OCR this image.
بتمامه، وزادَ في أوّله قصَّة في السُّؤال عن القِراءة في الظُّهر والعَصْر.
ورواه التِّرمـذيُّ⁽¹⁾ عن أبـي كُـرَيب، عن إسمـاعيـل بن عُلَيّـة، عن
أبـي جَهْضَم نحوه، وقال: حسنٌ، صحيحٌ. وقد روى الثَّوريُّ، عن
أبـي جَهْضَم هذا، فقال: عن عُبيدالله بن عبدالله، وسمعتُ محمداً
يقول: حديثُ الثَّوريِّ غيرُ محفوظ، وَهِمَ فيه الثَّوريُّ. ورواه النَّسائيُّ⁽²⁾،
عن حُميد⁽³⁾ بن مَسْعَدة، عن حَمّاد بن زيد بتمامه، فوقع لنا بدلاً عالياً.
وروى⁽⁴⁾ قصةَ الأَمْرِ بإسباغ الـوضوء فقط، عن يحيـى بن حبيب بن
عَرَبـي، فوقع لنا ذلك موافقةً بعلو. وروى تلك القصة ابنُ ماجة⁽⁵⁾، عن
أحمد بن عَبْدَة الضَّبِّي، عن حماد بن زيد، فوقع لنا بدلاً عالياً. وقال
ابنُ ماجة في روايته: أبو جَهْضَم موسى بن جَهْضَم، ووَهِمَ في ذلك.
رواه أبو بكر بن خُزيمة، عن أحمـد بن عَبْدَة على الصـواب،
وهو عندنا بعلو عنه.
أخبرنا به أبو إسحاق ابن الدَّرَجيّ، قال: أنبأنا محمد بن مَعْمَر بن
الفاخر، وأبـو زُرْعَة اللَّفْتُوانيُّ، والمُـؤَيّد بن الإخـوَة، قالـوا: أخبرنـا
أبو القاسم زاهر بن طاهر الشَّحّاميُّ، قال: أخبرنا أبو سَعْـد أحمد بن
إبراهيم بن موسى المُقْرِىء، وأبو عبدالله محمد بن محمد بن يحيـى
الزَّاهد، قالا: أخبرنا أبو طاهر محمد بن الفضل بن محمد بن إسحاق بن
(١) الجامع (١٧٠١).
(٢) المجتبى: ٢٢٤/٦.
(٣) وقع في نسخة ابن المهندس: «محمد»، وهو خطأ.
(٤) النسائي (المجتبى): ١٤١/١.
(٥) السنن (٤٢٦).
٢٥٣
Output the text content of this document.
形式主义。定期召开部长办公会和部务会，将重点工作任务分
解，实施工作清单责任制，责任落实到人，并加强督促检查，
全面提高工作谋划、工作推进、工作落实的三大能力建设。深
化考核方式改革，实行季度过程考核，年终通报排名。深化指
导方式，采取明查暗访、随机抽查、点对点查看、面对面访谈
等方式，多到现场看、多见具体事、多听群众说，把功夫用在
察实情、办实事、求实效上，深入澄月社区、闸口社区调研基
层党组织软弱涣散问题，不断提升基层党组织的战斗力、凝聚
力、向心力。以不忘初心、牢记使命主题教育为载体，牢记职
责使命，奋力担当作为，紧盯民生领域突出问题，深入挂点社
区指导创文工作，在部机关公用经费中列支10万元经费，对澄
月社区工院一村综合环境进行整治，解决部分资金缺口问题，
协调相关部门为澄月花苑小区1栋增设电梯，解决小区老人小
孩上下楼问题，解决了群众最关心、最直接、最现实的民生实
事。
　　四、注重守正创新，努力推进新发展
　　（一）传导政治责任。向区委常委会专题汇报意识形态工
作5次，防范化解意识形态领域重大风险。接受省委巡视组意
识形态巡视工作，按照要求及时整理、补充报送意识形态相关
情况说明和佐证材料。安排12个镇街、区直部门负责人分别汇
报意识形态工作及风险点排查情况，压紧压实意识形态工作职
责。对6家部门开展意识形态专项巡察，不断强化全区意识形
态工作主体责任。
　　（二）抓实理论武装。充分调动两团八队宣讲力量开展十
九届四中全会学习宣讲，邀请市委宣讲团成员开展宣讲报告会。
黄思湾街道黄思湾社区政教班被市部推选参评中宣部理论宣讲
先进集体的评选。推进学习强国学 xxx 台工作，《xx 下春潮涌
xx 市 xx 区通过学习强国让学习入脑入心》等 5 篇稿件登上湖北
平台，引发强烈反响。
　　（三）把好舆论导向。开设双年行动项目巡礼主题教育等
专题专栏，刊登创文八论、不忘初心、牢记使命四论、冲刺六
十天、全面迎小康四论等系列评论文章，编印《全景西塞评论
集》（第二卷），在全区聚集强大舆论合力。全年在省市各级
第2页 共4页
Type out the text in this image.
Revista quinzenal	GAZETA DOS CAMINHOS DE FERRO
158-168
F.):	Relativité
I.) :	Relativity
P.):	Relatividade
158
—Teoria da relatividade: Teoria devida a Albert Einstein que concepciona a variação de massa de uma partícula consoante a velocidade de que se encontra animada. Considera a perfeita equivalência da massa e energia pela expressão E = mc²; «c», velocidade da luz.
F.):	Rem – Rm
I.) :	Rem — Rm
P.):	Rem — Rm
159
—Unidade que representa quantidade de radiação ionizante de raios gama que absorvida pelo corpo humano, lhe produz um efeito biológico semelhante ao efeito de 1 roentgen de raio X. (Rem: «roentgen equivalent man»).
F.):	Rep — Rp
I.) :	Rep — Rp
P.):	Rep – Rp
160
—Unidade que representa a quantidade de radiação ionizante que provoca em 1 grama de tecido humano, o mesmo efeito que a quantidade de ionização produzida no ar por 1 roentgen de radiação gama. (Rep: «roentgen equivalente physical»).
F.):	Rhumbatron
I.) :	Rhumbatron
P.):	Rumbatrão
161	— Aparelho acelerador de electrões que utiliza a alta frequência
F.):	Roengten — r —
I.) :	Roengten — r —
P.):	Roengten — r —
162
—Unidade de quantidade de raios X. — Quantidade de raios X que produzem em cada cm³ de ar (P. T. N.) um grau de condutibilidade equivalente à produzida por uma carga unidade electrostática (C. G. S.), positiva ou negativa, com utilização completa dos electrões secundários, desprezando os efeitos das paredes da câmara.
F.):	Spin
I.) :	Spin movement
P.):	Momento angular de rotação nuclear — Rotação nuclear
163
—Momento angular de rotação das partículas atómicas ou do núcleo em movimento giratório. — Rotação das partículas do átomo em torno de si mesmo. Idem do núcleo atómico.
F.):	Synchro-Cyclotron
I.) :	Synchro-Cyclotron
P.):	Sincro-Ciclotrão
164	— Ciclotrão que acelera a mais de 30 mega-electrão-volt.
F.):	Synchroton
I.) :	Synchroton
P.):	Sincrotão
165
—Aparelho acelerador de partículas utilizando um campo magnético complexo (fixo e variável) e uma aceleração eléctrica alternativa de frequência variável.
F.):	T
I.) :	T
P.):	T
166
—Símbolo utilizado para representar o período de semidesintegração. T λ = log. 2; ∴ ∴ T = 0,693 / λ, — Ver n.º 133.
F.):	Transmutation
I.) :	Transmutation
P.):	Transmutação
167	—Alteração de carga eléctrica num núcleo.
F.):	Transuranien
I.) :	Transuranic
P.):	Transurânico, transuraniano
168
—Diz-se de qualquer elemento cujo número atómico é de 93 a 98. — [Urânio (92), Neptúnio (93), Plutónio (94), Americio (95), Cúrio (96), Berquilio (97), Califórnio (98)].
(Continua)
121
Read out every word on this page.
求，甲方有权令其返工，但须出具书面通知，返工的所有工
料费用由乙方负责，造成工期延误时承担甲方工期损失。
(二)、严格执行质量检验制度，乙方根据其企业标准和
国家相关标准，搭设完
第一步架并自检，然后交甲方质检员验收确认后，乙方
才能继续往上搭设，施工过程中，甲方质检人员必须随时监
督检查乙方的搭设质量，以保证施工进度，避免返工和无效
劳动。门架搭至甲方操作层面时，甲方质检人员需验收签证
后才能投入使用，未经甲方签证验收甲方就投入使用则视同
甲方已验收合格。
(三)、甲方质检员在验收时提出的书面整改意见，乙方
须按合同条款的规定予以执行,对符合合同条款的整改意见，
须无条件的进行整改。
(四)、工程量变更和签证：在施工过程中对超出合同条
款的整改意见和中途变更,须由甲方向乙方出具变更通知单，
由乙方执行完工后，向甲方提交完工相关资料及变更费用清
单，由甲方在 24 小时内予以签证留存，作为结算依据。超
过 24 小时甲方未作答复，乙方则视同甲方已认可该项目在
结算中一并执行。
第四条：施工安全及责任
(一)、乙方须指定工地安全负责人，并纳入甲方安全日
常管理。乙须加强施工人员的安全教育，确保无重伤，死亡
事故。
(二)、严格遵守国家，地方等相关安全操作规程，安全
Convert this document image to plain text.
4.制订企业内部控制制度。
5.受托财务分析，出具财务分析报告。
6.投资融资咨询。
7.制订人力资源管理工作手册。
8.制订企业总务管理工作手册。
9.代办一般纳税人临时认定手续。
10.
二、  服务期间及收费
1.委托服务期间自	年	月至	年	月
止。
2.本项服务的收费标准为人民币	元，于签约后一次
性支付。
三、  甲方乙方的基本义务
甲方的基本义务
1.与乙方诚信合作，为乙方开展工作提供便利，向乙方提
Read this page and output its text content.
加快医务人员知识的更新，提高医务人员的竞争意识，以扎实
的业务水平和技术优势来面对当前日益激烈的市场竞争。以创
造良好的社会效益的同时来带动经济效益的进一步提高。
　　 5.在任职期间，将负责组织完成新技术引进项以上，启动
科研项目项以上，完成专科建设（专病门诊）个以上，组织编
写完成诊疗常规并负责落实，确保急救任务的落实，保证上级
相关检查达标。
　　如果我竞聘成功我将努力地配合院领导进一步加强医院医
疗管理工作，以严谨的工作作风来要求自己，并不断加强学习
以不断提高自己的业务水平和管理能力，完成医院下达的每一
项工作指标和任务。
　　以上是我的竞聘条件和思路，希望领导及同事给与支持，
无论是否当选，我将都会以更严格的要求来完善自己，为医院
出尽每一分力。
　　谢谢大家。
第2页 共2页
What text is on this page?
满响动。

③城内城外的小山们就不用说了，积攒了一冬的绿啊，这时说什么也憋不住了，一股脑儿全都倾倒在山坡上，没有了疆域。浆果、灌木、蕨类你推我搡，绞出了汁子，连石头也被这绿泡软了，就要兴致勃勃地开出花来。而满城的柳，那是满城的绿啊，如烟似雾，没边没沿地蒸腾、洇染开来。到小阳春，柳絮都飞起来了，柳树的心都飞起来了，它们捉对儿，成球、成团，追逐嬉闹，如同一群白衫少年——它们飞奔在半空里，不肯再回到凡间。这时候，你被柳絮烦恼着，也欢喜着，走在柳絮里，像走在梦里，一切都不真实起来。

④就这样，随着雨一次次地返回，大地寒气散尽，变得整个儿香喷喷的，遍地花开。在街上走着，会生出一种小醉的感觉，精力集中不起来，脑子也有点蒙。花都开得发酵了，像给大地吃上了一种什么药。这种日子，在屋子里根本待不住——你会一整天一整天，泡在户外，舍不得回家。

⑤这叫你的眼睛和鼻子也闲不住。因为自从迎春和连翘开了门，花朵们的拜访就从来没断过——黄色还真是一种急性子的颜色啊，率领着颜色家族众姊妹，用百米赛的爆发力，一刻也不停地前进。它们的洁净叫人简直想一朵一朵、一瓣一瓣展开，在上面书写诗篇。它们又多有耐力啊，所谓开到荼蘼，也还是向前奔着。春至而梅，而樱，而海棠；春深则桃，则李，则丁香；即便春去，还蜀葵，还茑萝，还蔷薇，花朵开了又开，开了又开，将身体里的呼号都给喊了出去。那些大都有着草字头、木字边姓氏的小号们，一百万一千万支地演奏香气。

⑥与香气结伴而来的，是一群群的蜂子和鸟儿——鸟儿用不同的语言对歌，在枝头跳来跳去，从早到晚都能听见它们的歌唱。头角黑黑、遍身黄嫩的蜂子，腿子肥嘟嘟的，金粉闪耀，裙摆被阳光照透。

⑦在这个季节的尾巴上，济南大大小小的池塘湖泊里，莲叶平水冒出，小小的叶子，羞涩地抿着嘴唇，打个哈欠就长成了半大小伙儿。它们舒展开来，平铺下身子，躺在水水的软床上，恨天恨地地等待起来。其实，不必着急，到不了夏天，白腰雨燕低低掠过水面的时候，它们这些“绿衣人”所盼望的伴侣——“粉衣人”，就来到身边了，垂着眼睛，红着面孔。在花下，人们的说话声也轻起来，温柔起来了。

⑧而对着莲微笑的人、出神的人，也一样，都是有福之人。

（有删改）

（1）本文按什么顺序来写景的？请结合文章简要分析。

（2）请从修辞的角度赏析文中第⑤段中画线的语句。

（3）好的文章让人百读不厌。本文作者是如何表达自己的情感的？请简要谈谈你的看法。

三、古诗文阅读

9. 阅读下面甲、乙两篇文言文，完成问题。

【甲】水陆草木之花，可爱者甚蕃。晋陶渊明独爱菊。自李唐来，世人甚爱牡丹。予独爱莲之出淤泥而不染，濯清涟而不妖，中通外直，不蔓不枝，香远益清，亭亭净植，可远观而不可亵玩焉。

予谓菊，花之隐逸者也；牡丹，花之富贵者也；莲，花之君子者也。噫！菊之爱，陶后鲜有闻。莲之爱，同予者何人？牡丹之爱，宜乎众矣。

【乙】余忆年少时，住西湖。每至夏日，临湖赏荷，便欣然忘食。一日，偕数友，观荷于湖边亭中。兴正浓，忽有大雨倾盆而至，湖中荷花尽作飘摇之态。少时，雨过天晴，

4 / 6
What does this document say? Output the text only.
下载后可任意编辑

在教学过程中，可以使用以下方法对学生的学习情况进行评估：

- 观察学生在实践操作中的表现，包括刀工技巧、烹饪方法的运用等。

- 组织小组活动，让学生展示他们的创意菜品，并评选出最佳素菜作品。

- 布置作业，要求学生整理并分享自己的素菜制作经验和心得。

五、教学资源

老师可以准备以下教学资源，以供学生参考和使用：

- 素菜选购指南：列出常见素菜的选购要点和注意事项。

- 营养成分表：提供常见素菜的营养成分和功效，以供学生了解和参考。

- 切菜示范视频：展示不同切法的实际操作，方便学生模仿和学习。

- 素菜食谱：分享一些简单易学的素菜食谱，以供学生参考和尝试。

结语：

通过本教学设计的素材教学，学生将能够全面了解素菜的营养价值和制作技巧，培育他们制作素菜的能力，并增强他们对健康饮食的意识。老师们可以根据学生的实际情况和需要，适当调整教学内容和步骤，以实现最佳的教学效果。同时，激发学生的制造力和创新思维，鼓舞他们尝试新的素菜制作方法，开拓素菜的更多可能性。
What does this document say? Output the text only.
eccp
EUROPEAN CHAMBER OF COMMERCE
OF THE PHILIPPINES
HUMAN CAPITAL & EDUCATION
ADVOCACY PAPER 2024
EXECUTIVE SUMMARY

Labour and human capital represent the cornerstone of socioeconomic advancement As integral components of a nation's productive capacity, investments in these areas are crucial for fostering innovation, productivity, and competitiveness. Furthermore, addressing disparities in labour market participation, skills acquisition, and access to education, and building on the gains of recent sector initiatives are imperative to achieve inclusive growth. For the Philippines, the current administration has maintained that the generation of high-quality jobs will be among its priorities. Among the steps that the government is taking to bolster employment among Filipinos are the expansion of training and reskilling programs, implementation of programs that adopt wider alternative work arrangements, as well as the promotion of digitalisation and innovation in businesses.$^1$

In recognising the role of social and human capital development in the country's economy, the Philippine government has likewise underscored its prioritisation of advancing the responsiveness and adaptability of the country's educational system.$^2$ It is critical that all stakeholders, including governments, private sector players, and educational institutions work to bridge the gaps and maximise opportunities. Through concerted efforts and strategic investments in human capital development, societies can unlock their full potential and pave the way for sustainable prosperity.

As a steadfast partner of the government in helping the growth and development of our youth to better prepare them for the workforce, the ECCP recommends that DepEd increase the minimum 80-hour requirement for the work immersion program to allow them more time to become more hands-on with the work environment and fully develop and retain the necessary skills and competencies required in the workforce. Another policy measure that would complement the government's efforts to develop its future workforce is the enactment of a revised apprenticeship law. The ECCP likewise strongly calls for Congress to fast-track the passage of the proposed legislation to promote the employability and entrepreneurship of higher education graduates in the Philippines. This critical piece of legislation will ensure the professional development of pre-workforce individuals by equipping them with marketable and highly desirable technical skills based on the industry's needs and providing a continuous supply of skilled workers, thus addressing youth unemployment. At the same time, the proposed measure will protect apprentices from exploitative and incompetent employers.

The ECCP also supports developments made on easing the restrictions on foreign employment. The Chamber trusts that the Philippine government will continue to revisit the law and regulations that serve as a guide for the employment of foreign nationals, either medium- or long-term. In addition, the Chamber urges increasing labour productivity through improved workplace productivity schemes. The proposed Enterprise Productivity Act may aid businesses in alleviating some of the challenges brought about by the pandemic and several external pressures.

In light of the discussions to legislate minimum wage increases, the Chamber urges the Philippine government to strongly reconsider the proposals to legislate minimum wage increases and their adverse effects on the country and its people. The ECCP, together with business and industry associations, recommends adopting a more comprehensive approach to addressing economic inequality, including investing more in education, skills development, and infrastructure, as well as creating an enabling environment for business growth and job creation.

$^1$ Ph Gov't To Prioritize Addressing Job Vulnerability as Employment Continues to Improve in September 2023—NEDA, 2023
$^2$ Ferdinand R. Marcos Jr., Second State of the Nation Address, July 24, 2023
----
Problem details
In the listing above, find each line with the word "Ciclotrão" and copy it.

Answer in full
P.):	Sincro-Ciclotrão
164	— Ciclotrão que acelera a mais de 30 mega-electrão-volt.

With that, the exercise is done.